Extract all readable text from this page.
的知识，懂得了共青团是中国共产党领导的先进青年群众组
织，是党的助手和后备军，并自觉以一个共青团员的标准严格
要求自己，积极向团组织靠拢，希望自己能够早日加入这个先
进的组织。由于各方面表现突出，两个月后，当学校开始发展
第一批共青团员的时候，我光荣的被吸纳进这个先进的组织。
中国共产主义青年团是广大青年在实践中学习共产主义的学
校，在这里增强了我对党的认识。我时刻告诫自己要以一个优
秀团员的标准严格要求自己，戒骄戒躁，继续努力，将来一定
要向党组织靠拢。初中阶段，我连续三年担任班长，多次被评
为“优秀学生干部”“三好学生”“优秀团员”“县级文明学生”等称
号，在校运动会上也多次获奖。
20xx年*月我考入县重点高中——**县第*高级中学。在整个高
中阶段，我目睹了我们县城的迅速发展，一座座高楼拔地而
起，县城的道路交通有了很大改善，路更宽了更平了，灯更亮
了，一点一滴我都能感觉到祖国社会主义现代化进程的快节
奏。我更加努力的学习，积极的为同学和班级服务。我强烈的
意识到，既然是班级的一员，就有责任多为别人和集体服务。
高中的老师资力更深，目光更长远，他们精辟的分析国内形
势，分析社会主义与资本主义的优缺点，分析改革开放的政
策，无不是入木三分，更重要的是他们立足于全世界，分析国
_ _ _
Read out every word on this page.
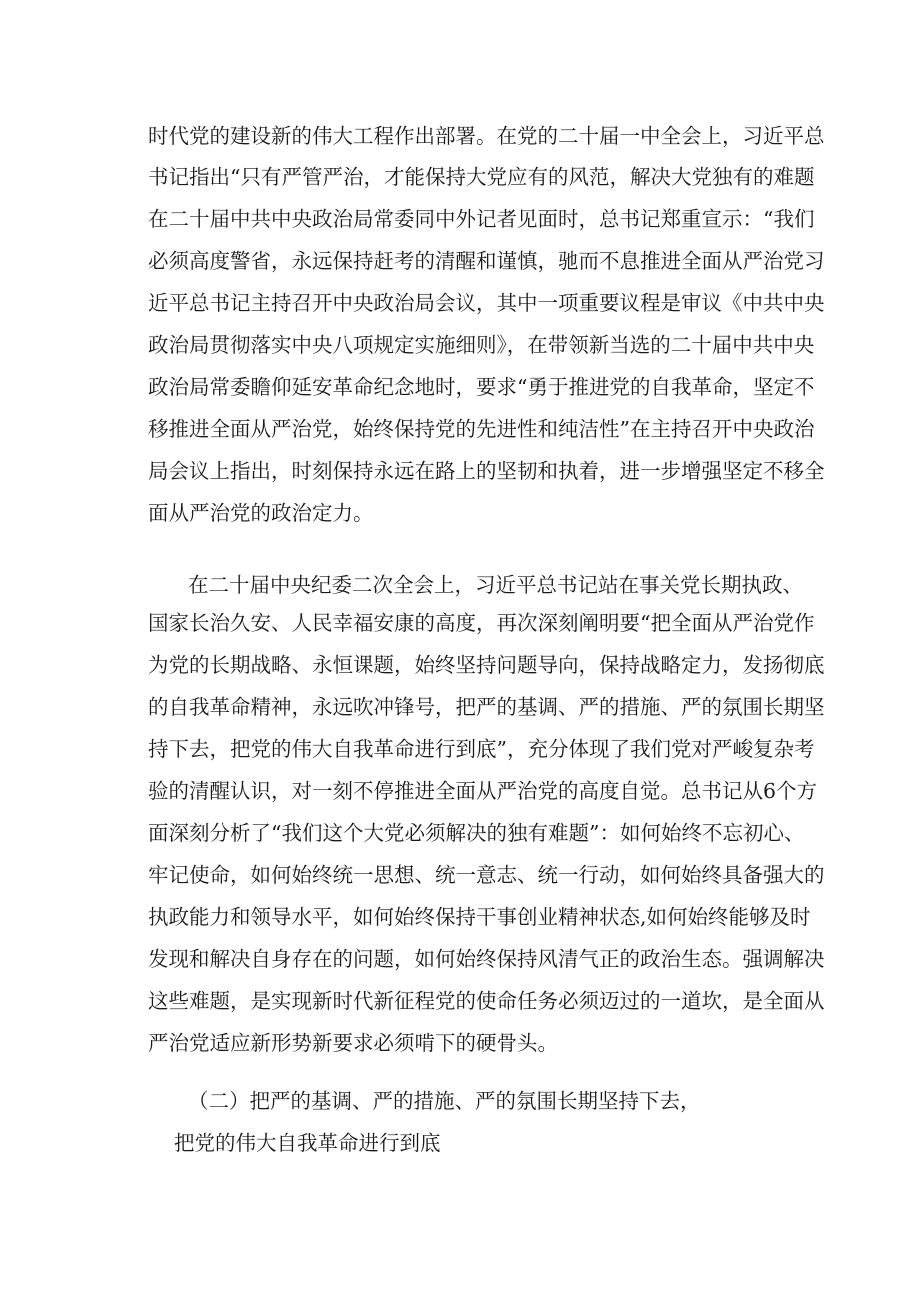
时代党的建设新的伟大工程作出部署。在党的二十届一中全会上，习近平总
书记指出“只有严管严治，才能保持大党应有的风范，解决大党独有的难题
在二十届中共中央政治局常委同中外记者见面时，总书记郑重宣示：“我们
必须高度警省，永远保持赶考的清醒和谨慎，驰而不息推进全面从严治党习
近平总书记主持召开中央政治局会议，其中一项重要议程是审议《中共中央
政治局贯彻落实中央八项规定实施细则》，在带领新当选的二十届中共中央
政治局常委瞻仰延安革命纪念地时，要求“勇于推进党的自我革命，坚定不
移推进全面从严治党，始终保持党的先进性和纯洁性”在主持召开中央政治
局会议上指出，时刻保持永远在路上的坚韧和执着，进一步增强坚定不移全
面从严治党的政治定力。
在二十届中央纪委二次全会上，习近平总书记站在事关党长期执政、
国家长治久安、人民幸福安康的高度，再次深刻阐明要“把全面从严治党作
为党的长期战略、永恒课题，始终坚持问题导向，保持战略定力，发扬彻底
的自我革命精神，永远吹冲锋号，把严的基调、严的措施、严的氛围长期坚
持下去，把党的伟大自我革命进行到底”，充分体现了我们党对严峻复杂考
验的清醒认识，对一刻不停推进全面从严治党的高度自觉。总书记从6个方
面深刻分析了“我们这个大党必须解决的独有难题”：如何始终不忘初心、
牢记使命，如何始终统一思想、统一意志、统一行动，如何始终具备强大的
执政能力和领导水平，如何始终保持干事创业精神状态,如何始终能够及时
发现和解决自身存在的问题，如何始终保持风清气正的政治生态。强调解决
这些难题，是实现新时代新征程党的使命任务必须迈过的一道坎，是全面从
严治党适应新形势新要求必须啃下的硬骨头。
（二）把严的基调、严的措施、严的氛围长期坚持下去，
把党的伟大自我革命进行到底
_ _ _
Of the lines above, how many contain the string "严的措施"? Only the number is required.

● **COMPLETE OUTPUT**
2